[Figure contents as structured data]
--- start ---

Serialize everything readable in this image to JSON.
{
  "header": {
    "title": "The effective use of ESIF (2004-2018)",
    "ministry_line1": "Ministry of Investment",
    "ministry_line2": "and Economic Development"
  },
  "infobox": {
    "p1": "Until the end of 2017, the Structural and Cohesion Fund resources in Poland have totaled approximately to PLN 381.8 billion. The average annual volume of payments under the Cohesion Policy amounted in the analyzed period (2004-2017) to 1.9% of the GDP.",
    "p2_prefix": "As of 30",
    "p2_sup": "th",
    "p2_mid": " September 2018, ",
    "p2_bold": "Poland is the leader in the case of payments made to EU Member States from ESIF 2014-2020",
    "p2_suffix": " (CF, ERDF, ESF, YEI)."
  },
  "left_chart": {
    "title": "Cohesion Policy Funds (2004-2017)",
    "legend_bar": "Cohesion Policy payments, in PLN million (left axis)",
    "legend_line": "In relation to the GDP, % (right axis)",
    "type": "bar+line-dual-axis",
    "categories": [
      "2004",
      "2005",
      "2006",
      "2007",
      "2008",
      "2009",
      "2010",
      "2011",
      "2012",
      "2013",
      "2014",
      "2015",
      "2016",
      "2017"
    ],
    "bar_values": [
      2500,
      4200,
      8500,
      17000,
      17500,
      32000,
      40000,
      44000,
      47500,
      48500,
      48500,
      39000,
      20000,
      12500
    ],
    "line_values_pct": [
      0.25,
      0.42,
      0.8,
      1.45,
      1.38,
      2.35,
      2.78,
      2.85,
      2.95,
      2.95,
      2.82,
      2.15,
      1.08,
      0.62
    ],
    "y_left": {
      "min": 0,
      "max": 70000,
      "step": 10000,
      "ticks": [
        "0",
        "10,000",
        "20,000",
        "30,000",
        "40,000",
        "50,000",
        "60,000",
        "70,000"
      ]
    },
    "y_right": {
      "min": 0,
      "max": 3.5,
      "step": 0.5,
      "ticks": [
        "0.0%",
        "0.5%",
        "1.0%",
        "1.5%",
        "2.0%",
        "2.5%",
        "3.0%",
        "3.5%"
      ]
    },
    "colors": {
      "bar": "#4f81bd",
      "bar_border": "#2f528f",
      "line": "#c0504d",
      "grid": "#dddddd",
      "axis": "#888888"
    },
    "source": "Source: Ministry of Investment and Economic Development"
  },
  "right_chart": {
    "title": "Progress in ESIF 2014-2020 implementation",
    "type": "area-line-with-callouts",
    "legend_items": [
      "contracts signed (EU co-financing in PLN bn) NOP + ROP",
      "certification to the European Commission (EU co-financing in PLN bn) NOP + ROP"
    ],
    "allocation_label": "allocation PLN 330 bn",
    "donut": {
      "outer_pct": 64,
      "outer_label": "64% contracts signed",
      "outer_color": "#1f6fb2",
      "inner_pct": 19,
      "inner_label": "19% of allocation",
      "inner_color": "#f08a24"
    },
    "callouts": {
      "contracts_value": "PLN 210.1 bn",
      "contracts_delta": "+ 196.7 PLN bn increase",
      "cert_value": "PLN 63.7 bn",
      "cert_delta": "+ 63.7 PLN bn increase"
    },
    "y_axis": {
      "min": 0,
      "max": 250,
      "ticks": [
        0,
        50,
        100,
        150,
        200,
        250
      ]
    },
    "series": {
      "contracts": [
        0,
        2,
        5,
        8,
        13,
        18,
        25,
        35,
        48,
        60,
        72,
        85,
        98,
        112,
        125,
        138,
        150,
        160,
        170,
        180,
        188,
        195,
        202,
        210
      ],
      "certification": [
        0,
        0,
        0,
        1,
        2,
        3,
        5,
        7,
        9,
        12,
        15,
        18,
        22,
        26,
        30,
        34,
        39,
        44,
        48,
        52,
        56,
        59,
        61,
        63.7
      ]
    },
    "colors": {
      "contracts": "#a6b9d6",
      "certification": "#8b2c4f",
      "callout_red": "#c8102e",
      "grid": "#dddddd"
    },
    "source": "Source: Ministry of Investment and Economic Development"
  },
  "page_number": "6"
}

--- end ---

Check every line of the data above for the string "type", and copy those that have it.

    "type": "bar+line-dual-axis",
    "type": "area-line-with-callouts",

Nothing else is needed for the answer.